[start of ENTRIES]

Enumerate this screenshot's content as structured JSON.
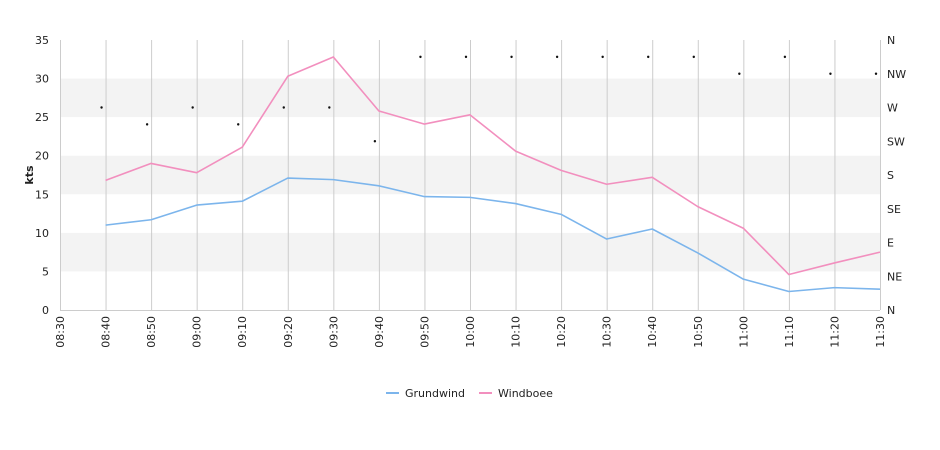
{
  "chart_data": {
    "type": "line",
    "ylabel": "kts",
    "ylim": [
      0,
      35
    ],
    "y_ticks": [
      "0",
      "5",
      "10",
      "15",
      "20",
      "25",
      "30",
      "35"
    ],
    "x_ticks": [
      "08:30",
      "08:40",
      "08:50",
      "09:00",
      "09:10",
      "09:20",
      "09:30",
      "09:40",
      "09:50",
      "10:00",
      "10:10",
      "10:20",
      "10:30",
      "10:40",
      "10:50",
      "11:00",
      "11:10",
      "11:20",
      "11:30"
    ],
    "x": [
      "08:40",
      "08:50",
      "09:00",
      "09:10",
      "09:20",
      "09:30",
      "09:40",
      "09:50",
      "10:00",
      "10:10",
      "10:20",
      "10:30",
      "10:40",
      "10:50",
      "11:00",
      "11:10",
      "11:20",
      "11:30"
    ],
    "series": [
      {
        "name": "Grundwind",
        "color": "#7cb5ec",
        "values": [
          11.0,
          11.7,
          13.6,
          14.1,
          17.1,
          16.9,
          16.1,
          14.7,
          14.6,
          13.8,
          12.4,
          9.2,
          10.5,
          7.4,
          4.0,
          2.4,
          2.9,
          2.7
        ]
      },
      {
        "name": "Windboee",
        "color": "#f28fbe",
        "values": [
          16.8,
          19.0,
          17.8,
          21.1,
          30.3,
          32.8,
          25.8,
          24.1,
          25.3,
          20.6,
          18.1,
          16.3,
          17.2,
          13.4,
          10.6,
          4.6,
          6.1,
          7.5
        ]
      }
    ],
    "direction_axis": {
      "labels": [
        "N",
        "NE",
        "E",
        "SE",
        "S",
        "SW",
        "W",
        "NW",
        "N"
      ],
      "values_deg": [
        270,
        247.5,
        270,
        247.5,
        270,
        270,
        225,
        337.5,
        337.5,
        337.5,
        337.5,
        337.5,
        337.5,
        337.5,
        315,
        337.5,
        315,
        315
      ]
    },
    "grid": true,
    "bands": true,
    "legend_position": "bottom-center"
  }
}
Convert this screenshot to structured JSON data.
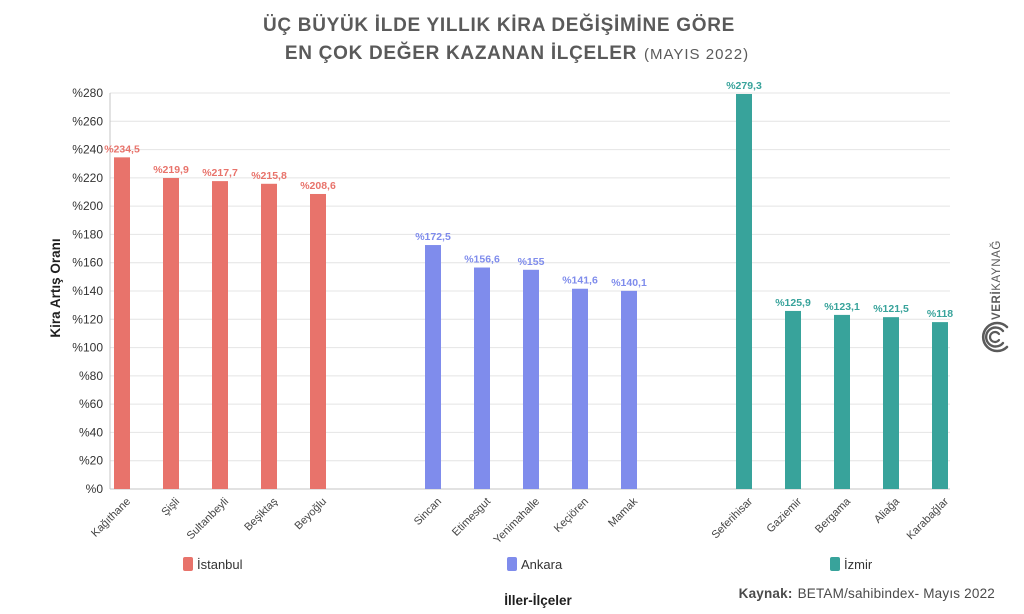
{
  "source": {
    "label": "Kaynak:",
    "text": "BETAM/sahibindex- Mayıs 2022"
  },
  "logo": {
    "bold": "VERİ",
    "regular": "KAYNAĞ"
  },
  "chart_data": {
    "type": "bar",
    "title": {
      "line1": "ÜÇ BÜYÜK İLDE YILLIK KİRA DEĞİŞİMİNE GÖRE",
      "line2": "EN ÇOK DEĞER KAZANAN İLÇELER",
      "date": "(MAYIS 2022)"
    },
    "xlabel": "İller-İlçeler",
    "ylabel": "Kira Artış Oranı",
    "ylim": [
      0,
      280
    ],
    "yticks": [
      0,
      20,
      40,
      60,
      80,
      100,
      120,
      140,
      160,
      180,
      200,
      220,
      240,
      260,
      280
    ],
    "ytick_labels": [
      "%0",
      "%20",
      "%40",
      "%60",
      "%80",
      "%100",
      "%120",
      "%140",
      "%160",
      "%180",
      "%200",
      "%220",
      "%240",
      "%260",
      "%280"
    ],
    "grid": true,
    "legend_position": "bottom",
    "series": [
      {
        "name": "İstanbul",
        "color": "#e8736b",
        "categories": [
          "Kağıthane",
          "Şişli",
          "Sultanbeyli",
          "Beşiktaş",
          "Beyoğlu"
        ],
        "values": [
          234.5,
          219.9,
          217.7,
          215.8,
          208.6
        ],
        "labels": [
          "%234,5",
          "%219,9",
          "%217,7",
          "%215,8",
          "%208,6"
        ]
      },
      {
        "name": "Ankara",
        "color": "#7f8cec",
        "categories": [
          "Sincan",
          "Etimesgut",
          "Yenimahalle",
          "Keçiören",
          "Mamak"
        ],
        "values": [
          172.5,
          156.6,
          155,
          141.6,
          140.1
        ],
        "labels": [
          "%172,5",
          "%156,6",
          "%155",
          "%141,6",
          "%140,1"
        ]
      },
      {
        "name": "İzmir",
        "color": "#38a39b",
        "categories": [
          "Seferihisar",
          "Gaziemir",
          "Bergama",
          "Aliağa",
          "Karabağlar"
        ],
        "values": [
          279.3,
          125.9,
          123.1,
          121.5,
          118
        ],
        "labels": [
          "%279,3",
          "%125,9",
          "%123,1",
          "%121,5",
          "%118"
        ]
      }
    ]
  }
}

[end of ENTRIES]

TASK INSTRUCTIONS ->
Make an exact copy of the listing above. Do not include the pictures.

EXERCISE RESULT ->
Enumerate this screenshot's content as structured JSON.
{
  "chart_data": {
    "type": "line",
    "ylabel": "kts",
    "ylim": [
      0,
      35
    ],
    "y_ticks": [
      "0",
      "5",
      "10",
      "15",
      "20",
      "25",
      "30",
      "35"
    ],
    "x_ticks": [
      "08:30",
      "08:40",
      "08:50",
      "09:00",
      "09:10",
      "09:20",
      "09:30",
      "09:40",
      "09:50",
      "10:00",
      "10:10",
      "10:20",
      "10:30",
      "10:40",
      "10:50",
      "11:00",
      "11:10",
      "11:20",
      "11:30"
    ],
    "x": [
      "08:40",
      "08:50",
      "09:00",
      "09:10",
      "09:20",
      "09:30",
      "09:40",
      "09:50",
      "10:00",
      "10:10",
      "10:20",
      "10:30",
      "10:40",
      "10:50",
      "11:00",
      "11:10",
      "11:20",
      "11:30"
    ],
    "series": [
      {
        "name": "Grundwind",
        "color": "#7cb5ec",
        "values": [
          11.0,
          11.7,
          13.6,
          14.1,
          17.1,
          16.9,
          16.1,
          14.7,
          14.6,
          13.8,
          12.4,
          9.2,
          10.5,
          7.4,
          4.0,
          2.4,
          2.9,
          2.7
        ]
      },
      {
        "name": "Windboee",
        "color": "#f28fbe",
        "values": [
          16.8,
          19.0,
          17.8,
          21.1,
          30.3,
          32.8,
          25.8,
          24.1,
          25.3,
          20.6,
          18.1,
          16.3,
          17.2,
          13.4,
          10.6,
          4.6,
          6.1,
          7.5
        ]
      }
    ],
    "direction_axis": {
      "labels": [
        "N",
        "NE",
        "E",
        "SE",
        "S",
        "SW",
        "W",
        "NW",
        "N"
      ],
      "values_deg": [
        270,
        247.5,
        270,
        247.5,
        270,
        270,
        225,
        337.5,
        337.5,
        337.5,
        337.5,
        337.5,
        337.5,
        337.5,
        315,
        337.5,
        315,
        315
      ]
    },
    "grid": true,
    "bands": true,
    "legend_position": "bottom-center"
  }
}
Convert this screenshot to structured JSON data.
{
  "source": {
    "label": "Kaynak:",
    "text": "BETAM/sahibindex- Mayıs 2022"
  },
  "logo": {
    "bold": "VERİ",
    "regular": "KAYNAĞ"
  },
  "chart_data": {
    "type": "bar",
    "title": {
      "line1": "ÜÇ BÜYÜK İLDE YILLIK KİRA DEĞİŞİMİNE GÖRE",
      "line2": "EN ÇOK DEĞER KAZANAN İLÇELER",
      "date": "(MAYIS 2022)"
    },
    "xlabel": "İller-İlçeler",
    "ylabel": "Kira Artış Oranı",
    "ylim": [
      0,
      280
    ],
    "yticks": [
      0,
      20,
      40,
      60,
      80,
      100,
      120,
      140,
      160,
      180,
      200,
      220,
      240,
      260,
      280
    ],
    "ytick_labels": [
      "%0",
      "%20",
      "%40",
      "%60",
      "%80",
      "%100",
      "%120",
      "%140",
      "%160",
      "%180",
      "%200",
      "%220",
      "%240",
      "%260",
      "%280"
    ],
    "grid": true,
    "legend_position": "bottom",
    "series": [
      {
        "name": "İstanbul",
        "color": "#e8736b",
        "categories": [
          "Kağıthane",
          "Şişli",
          "Sultanbeyli",
          "Beşiktaş",
          "Beyoğlu"
        ],
        "values": [
          234.5,
          219.9,
          217.7,
          215.8,
          208.6
        ],
        "labels": [
          "%234,5",
          "%219,9",
          "%217,7",
          "%215,8",
          "%208,6"
        ]
      },
      {
        "name": "Ankara",
        "color": "#7f8cec",
        "categories": [
          "Sincan",
          "Etimesgut",
          "Yenimahalle",
          "Keçiören",
          "Mamak"
        ],
        "values": [
          172.5,
          156.6,
          155,
          141.6,
          140.1
        ],
        "labels": [
          "%172,5",
          "%156,6",
          "%155",
          "%141,6",
          "%140,1"
        ]
      },
      {
        "name": "İzmir",
        "color": "#38a39b",
        "categories": [
          "Seferihisar",
          "Gaziemir",
          "Bergama",
          "Aliağa",
          "Karabağlar"
        ],
        "values": [
          279.3,
          125.9,
          123.1,
          121.5,
          118
        ],
        "labels": [
          "%279,3",
          "%125,9",
          "%123,1",
          "%121,5",
          "%118"
        ]
      }
    ]
  }
}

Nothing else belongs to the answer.